Using the data beneath, show every line that includes the word "Izabel".

═════ Records to process

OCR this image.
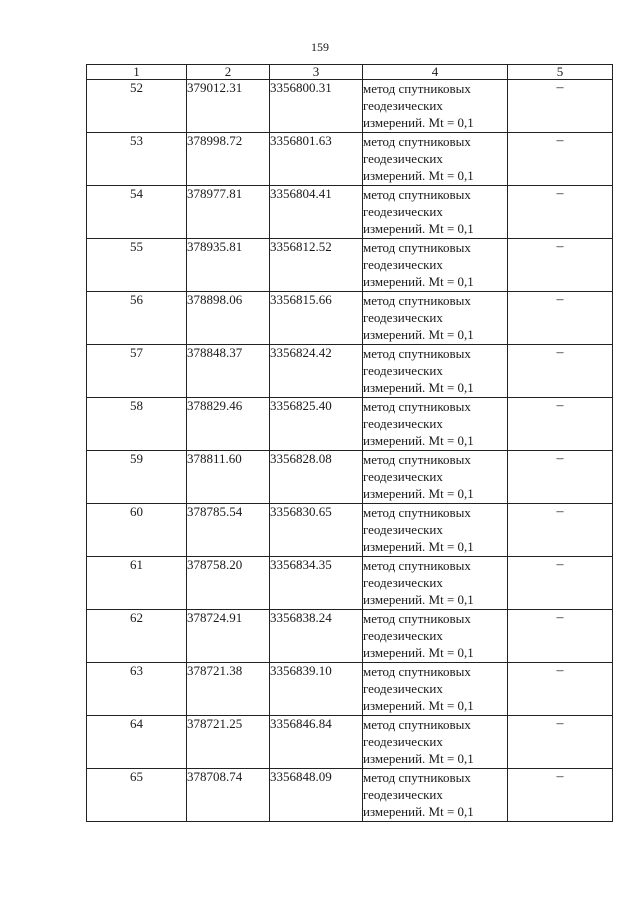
159
1	2	3	4	5
52	379012.31	3356800.31	метод спутниковых геодезических измерений. Mt = 0,1	–
53	378998.72	3356801.63	метод спутниковых геодезических измерений. Mt = 0,1	–
54	378977.81	3356804.41	метод спутниковых геодезических измерений. Mt = 0,1	–
55	378935.81	3356812.52	метод спутниковых геодезических измерений. Mt = 0,1	–
56	378898.06	3356815.66	метод спутниковых геодезических измерений. Mt = 0,1	–
57	378848.37	3356824.42	метод спутниковых геодезических измерений. Mt = 0,1	–
58	378829.46	3356825.40	метод спутниковых геодезических измерений. Mt = 0,1	–
59	378811.60	3356828.08	метод спутниковых геодезических измерений. Mt = 0,1	–
60	378785.54	3356830.65	метод спутниковых геодезических измерений. Mt = 0,1	–
61	378758.20	3356834.35	метод спутниковых геодезических измерений. Mt = 0,1	–
62	378724.91	3356838.24	метод спутниковых геодезических измерений. Mt = 0,1	–
63	378721.38	3356839.10	метод спутниковых геодезических измерений. Mt = 0,1	–
64	378721.25	3356846.84	метод спутниковых геодезических измерений. Mt = 0,1	–
65	378708.74	3356848.09	метод спутниковых геодезических измерений. Mt = 0,1	–
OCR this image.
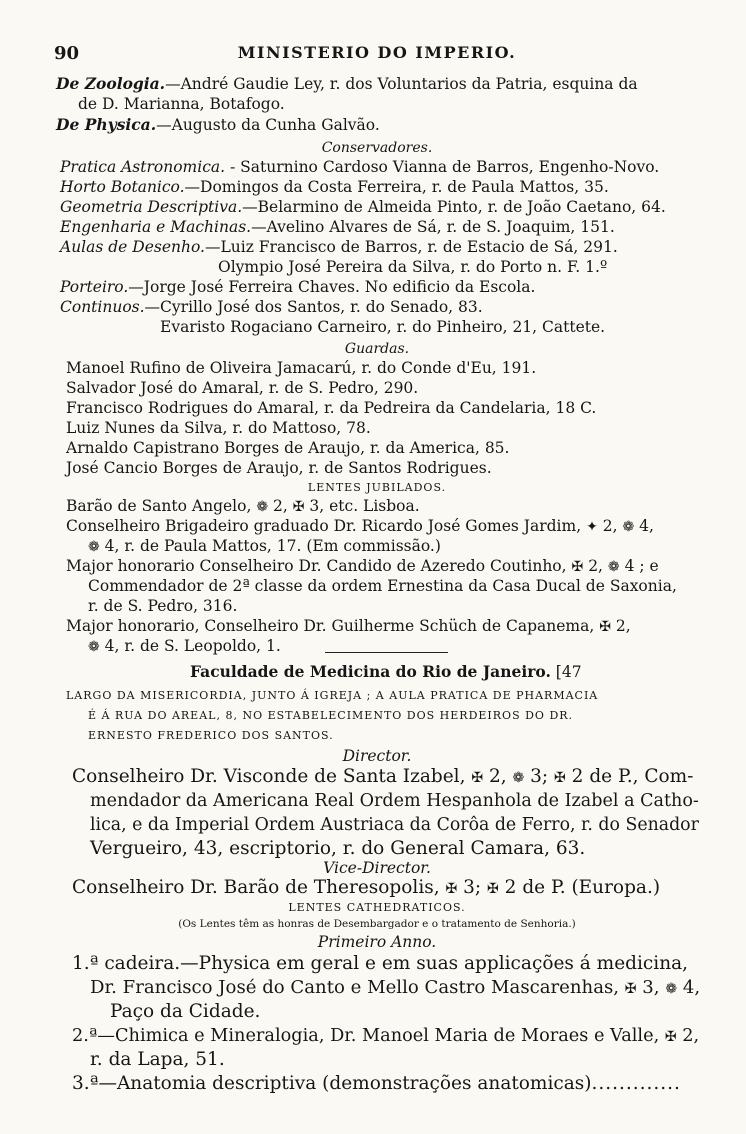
90	MINISTERIO DO IMPERIO.
De Zoologia.—André Gaudie Ley, r. dos Voluntarios da Patria, esquina da
de D. Marianna, Botafogo.
De Physica.—Augusto da Cunha Galvão.
Conservadores.
Pratica Astronomica. - Saturnino Cardoso Vianna de Barros, Engenho-Novo.
Horto Botanico.—Domingos da Costa Ferreira, r. de Paula Mattos, 35.
Geometria Descriptiva.—Belarmino de Almeida Pinto, r. de João Caetano, 64.
Engenharia e Machinas.—Avelino Alvares de Sá, r. de S. Joaquim, 151.
Aulas de Desenho.—Luiz Francisco de Barros, r. de Estacio de Sá, 291.
Olympio José Pereira da Silva, r. do Porto n. F. 1.º
Porteiro.—Jorge José Ferreira Chaves. No edificio da Escola.
Continuos.—Cyrillo José dos Santos, r. do Senado, 83.
Evaristo Rogaciano Carneiro, r. do Pinheiro, 21, Cattete.
Guardas.
Manoel Rufino de Oliveira Jamacarú, r. do Conde d'Eu, 191.
Salvador José do Amaral, r. de S. Pedro, 290.
Francisco Rodrigues do Amaral, r. da Pedreira da Candelaria, 18 C.
Luiz Nunes da Silva, r. do Mattoso, 78.
Arnaldo Capistrano Borges de Araujo, r. da America, 85.
José Cancio Borges de Araujo, r. de Santos Rodrigues.
LENTES JUBILADOS.
Barão de Santo Angelo, ❁ 2, ✠ 3, etc. Lisboa.
Conselheiro Brigadeiro graduado Dr. Ricardo José Gomes Jardim, ✦ 2, ❁ 4,
❁ 4, r. de Paula Mattos, 17. (Em commissão.)
Major honorario Conselheiro Dr. Candido de Azeredo Coutinho, ✠ 2, ❁ 4 ; e
Commendador de 2ª classe da ordem Ernestina da Casa Ducal de Saxonia,
r. de S. Pedro, 316.
Major honorario, Conselheiro Dr. Guilherme Schüch de Capanema, ✠ 2,
❁ 4, r. de S. Leopoldo, 1.
Faculdade de Medicina do Rio de Janeiro. [47
LARGO DA MISERICORDIA, JUNTO Á IGREJA ; A AULA PRATICA DE PHARMACIA
É Á RUA DO AREAL, 8, NO ESTABELECIMENTO DOS HERDEIROS DO DR.
ERNESTO FREDERICO DOS SANTOS.
Director.
Conselheiro Dr. Visconde de Santa Izabel, ✠ 2, ❁ 3; ✠ 2 de P., Com-
mendador da Americana Real Ordem Hespanhola de Izabel a Catho-
lica, e da Imperial Ordem Austriaca da Corôa de Ferro, r. do Senador
Vergueiro, 43, escriptorio, r. do General Camara, 63.
Vice-Director.
Conselheiro Dr. Barão de Theresopolis, ✠ 3; ✠ 2 de P. (Europa.)
LENTES CATHEDRATICOS.
(Os Lentes têm as honras de Desembargador e o tratamento de Senhoria.)
Primeiro Anno.
1.ª cadeira.—Physica em geral e em suas applicações á medicina,
Dr. Francisco José do Canto e Mello Castro Mascarenhas, ✠ 3, ❁ 4,
Paço da Cidade.
2.ª—Chimica e Mineralogia, Dr. Manoel Maria de Moraes e Valle, ✠ 2,
r. da Lapa, 51.
3.ª—Anatomia descriptiva (demonstrações anatomicas).............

══════════

Task answer
Conselheiro Dr. Visconde de Santa Izabel, ✠ 2, ❁ 3; ✠ 2 de P., Com-
mendador da Americana Real Ordem Hespanhola de Izabel a Catho-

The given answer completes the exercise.